>> Start Supplied material

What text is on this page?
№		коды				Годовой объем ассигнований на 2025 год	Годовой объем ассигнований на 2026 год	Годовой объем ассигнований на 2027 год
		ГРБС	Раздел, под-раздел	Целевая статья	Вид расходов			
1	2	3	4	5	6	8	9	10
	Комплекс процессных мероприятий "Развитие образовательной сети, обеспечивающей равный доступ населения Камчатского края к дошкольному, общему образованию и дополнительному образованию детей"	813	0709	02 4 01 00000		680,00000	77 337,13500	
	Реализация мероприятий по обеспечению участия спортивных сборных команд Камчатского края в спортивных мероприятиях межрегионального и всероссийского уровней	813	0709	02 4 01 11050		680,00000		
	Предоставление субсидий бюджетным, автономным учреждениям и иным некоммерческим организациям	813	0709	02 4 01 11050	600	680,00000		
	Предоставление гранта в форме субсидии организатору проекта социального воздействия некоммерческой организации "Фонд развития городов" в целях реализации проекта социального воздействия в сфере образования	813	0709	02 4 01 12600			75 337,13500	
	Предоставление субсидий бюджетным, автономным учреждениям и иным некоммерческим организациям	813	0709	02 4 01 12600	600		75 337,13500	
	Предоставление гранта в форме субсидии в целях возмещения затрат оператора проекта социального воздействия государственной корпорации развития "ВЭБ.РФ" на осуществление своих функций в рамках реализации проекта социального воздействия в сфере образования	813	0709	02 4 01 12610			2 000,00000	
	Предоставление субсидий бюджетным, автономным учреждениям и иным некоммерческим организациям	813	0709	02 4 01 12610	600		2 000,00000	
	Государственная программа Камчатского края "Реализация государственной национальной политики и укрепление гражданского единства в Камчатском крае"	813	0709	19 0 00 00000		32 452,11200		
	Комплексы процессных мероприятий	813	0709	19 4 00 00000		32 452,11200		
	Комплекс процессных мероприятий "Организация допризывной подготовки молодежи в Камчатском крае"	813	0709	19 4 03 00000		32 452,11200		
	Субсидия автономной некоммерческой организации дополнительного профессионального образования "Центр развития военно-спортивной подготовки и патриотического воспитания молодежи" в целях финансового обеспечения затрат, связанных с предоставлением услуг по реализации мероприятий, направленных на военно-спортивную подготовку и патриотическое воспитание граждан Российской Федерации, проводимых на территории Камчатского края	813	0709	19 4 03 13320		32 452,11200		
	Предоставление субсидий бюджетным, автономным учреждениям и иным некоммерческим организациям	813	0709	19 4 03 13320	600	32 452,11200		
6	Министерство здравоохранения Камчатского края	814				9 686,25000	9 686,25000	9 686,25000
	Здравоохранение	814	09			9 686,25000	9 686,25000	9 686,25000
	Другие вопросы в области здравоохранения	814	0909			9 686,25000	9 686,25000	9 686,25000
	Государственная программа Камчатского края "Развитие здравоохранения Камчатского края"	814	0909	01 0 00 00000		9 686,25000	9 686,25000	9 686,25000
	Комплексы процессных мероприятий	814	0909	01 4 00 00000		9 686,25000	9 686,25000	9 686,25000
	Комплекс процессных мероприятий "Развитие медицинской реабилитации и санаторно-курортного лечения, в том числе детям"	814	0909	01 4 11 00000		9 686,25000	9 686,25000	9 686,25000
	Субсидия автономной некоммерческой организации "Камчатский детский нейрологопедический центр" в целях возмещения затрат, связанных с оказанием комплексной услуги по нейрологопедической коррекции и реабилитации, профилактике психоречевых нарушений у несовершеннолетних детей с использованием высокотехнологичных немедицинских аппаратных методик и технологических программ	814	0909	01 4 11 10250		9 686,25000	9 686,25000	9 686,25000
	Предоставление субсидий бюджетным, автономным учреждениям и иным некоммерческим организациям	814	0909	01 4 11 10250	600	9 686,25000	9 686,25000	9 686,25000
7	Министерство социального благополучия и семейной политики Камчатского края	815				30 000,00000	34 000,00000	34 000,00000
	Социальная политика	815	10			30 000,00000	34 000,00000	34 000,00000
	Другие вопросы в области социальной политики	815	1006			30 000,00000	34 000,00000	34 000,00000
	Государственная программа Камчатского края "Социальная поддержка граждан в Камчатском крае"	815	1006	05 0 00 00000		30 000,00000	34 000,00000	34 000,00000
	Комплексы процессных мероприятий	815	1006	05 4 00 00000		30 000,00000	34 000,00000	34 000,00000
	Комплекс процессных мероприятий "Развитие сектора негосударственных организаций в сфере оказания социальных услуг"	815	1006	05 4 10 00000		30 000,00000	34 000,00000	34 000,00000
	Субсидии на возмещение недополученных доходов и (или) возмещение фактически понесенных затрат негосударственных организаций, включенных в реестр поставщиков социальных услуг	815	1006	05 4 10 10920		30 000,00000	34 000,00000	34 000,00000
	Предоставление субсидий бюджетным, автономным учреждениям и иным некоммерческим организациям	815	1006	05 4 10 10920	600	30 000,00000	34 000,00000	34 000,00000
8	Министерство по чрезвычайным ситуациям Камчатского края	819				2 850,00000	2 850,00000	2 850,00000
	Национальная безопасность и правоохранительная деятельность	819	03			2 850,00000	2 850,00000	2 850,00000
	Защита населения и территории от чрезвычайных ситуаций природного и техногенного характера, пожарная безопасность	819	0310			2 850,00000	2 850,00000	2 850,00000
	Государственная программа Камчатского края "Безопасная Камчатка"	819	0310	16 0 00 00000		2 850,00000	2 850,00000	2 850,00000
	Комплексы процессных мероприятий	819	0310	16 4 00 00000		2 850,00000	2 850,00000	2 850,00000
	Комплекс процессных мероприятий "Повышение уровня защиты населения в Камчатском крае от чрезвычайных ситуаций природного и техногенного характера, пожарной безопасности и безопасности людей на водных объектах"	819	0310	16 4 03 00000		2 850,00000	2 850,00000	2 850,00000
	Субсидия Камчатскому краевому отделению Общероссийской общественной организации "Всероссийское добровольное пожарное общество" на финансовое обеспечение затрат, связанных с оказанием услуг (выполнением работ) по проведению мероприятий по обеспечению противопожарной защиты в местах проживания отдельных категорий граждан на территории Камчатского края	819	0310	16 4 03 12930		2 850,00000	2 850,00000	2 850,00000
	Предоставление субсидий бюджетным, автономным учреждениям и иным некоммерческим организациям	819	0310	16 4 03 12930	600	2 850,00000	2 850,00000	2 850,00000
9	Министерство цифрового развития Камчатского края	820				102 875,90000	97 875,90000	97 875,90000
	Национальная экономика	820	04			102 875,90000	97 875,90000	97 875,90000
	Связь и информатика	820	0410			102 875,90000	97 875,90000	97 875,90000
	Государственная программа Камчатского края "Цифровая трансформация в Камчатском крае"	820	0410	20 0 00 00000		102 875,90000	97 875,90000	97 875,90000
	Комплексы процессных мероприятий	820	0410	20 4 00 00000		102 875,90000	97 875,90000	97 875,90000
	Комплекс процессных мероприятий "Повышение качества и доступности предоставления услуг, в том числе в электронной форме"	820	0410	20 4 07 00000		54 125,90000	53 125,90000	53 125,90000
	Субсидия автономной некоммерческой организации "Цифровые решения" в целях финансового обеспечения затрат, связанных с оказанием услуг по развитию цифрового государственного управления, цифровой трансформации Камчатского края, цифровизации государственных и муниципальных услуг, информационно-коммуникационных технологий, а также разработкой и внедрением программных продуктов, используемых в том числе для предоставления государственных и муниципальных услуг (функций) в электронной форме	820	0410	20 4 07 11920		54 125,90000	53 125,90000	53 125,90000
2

>> End Supplied material

» Goal
Copy every line of the material, please, keeping it exactly the same.

» Task output
What text is on this page?
№		коды				Годовой объем ассигнований на 2025 год	Годовой объем ассигнований на 2026 год	Годовой объем ассигнований на 2027 год
		ГРБС	Раздел, под-раздел	Целевая статья	Вид расходов			
1	2	3	4	5	6	8	9	10
	Комплекс процессных мероприятий "Развитие образовательной сети, обеспечивающей равный доступ населения Камчатского края к дошкольному, общему образованию и дополнительному образованию детей"	813	0709	02 4 01 00000		680,00000	77 337,13500	
	Реализация мероприятий по обеспечению участия спортивных сборных команд Камчатского края в спортивных мероприятиях межрегионального и всероссийского уровней	813	0709	02 4 01 11050		680,00000		
	Предоставление субсидий бюджетным, автономным учреждениям и иным некоммерческим организациям	813	0709	02 4 01 11050	600	680,00000		
	Предоставление гранта в форме субсидии организатору проекта социального воздействия некоммерческой организации "Фонд развития городов" в целях реализации проекта социального воздействия в сфере образования	813	0709	02 4 01 12600			75 337,13500	
	Предоставление субсидий бюджетным, автономным учреждениям и иным некоммерческим организациям	813	0709	02 4 01 12600	600		75 337,13500	
	Предоставление гранта в форме субсидии в целях возмещения затрат оператора проекта социального воздействия государственной корпорации развития "ВЭБ.РФ" на осуществление своих функций в рамках реализации проекта социального воздействия в сфере образования	813	0709	02 4 01 12610			2 000,00000	
	Предоставление субсидий бюджетным, автономным учреждениям и иным некоммерческим организациям	813	0709	02 4 01 12610	600		2 000,00000	
	Государственная программа Камчатского края "Реализация государственной национальной политики и укрепление гражданского единства в Камчатском крае"	813	0709	19 0 00 00000		32 452,11200		
	Комплексы процессных мероприятий	813	0709	19 4 00 00000		32 452,11200		
	Комплекс процессных мероприятий "Организация допризывной подготовки молодежи в Камчатском крае"	813	0709	19 4 03 00000		32 452,11200		
	Субсидия автономной некоммерческой организации дополнительного профессионального образования "Центр развития военно-спортивной подготовки и патриотического воспитания молодежи" в целях финансового обеспечения затрат, связанных с предоставлением услуг по реализации мероприятий, направленных на военно-спортивную подготовку и патриотическое воспитание граждан Российской Федерации, проводимых на территории Камчатского края	813	0709	19 4 03 13320		32 452,11200		
	Предоставление субсидий бюджетным, автономным учреждениям и иным некоммерческим организациям	813	0709	19 4 03 13320	600	32 452,11200		
6	Министерство здравоохранения Камчатского края	814				9 686,25000	9 686,25000	9 686,25000
	Здравоохранение	814	09			9 686,25000	9 686,25000	9 686,25000
	Другие вопросы в области здравоохранения	814	0909			9 686,25000	9 686,25000	9 686,25000
	Государственная программа Камчатского края "Развитие здравоохранения Камчатского края"	814	0909	01 0 00 00000		9 686,25000	9 686,25000	9 686,25000
	Комплексы процессных мероприятий	814	0909	01 4 00 00000		9 686,25000	9 686,25000	9 686,25000
	Комплекс процессных мероприятий "Развитие медицинской реабилитации и санаторно-курортного лечения, в том числе детям"	814	0909	01 4 11 00000		9 686,25000	9 686,25000	9 686,25000
	Субсидия автономной некоммерческой организации "Камчатский детский нейрологопедический центр" в целях возмещения затрат, связанных с оказанием комплексной услуги по нейрологопедической коррекции и реабилитации, профилактике психоречевых нарушений у несовершеннолетних детей с использованием высокотехнологичных немедицинских аппаратных методик и технологических программ	814	0909	01 4 11 10250		9 686,25000	9 686,25000	9 686,25000
	Предоставление субсидий бюджетным, автономным учреждениям и иным некоммерческим организациям	814	0909	01 4 11 10250	600	9 686,25000	9 686,25000	9 686,25000
7	Министерство социального благополучия и семейной политики Камчатского края	815				30 000,00000	34 000,00000	34 000,00000
	Социальная политика	815	10			30 000,00000	34 000,00000	34 000,00000
	Другие вопросы в области социальной политики	815	1006			30 000,00000	34 000,00000	34 000,00000
	Государственная программа Камчатского края "Социальная поддержка граждан в Камчатском крае"	815	1006	05 0 00 00000		30 000,00000	34 000,00000	34 000,00000
	Комплексы процессных мероприятий	815	1006	05 4 00 00000		30 000,00000	34 000,00000	34 000,00000
	Комплекс процессных мероприятий "Развитие сектора негосударственных организаций в сфере оказания социальных услуг"	815	1006	05 4 10 00000		30 000,00000	34 000,00000	34 000,00000
	Субсидии на возмещение недополученных доходов и (или) возмещение фактически понесенных затрат негосударственных организаций, включенных в реестр поставщиков социальных услуг	815	1006	05 4 10 10920		30 000,00000	34 000,00000	34 000,00000
	Предоставление субсидий бюджетным, автономным учреждениям и иным некоммерческим организациям	815	1006	05 4 10 10920	600	30 000,00000	34 000,00000	34 000,00000
8	Министерство по чрезвычайным ситуациям Камчатского края	819				2 850,00000	2 850,00000	2 850,00000
	Национальная безопасность и правоохранительная деятельность	819	03			2 850,00000	2 850,00000	2 850,00000
	Защита населения и территории от чрезвычайных ситуаций природного и техногенного характера, пожарная безопасность	819	0310			2 850,00000	2 850,00000	2 850,00000
	Государственная программа Камчатского края "Безопасная Камчатка"	819	0310	16 0 00 00000		2 850,00000	2 850,00000	2 850,00000
	Комплексы процессных мероприятий	819	0310	16 4 00 00000		2 850,00000	2 850,00000	2 850,00000
	Комплекс процессных мероприятий "Повышение уровня защиты населения в Камчатском крае от чрезвычайных ситуаций природного и техногенного характера, пожарной безопасности и безопасности людей на водных объектах"	819	0310	16 4 03 00000		2 850,00000	2 850,00000	2 850,00000
	Субсидия Камчатскому краевому отделению Общероссийской общественной организации "Всероссийское добровольное пожарное общество" на финансовое обеспечение затрат, связанных с оказанием услуг (выполнением работ) по проведению мероприятий по обеспечению противопожарной защиты в местах проживания отдельных категорий граждан на территории Камчатского края	819	0310	16 4 03 12930		2 850,00000	2 850,00000	2 850,00000
	Предоставление субсидий бюджетным, автономным учреждениям и иным некоммерческим организациям	819	0310	16 4 03 12930	600	2 850,00000	2 850,00000	2 850,00000
9	Министерство цифрового развития Камчатского края	820				102 875,90000	97 875,90000	97 875,90000
	Национальная экономика	820	04			102 875,90000	97 875,90000	97 875,90000
	Связь и информатика	820	0410			102 875,90000	97 875,90000	97 875,90000
	Государственная программа Камчатского края "Цифровая трансформация в Камчатском крае"	820	0410	20 0 00 00000		102 875,90000	97 875,90000	97 875,90000
	Комплексы процессных мероприятий	820	0410	20 4 00 00000		102 875,90000	97 875,90000	97 875,90000
	Комплекс процессных мероприятий "Повышение качества и доступности предоставления услуг, в том числе в электронной форме"	820	0410	20 4 07 00000		54 125,90000	53 125,90000	53 125,90000
	Субсидия автономной некоммерческой организации "Цифровые решения" в целях финансового обеспечения затрат, связанных с оказанием услуг по развитию цифрового государственного управления, цифровой трансформации Камчатского края, цифровизации государственных и муниципальных услуг, информационно-коммуникационных технологий, а также разработкой и внедрением программных продуктов, используемых в том числе для предоставления государственных и муниципальных услуг (функций) в электронной форме	820	0410	20 4 07 11920		54 125,90000	53 125,90000	53 125,90000
2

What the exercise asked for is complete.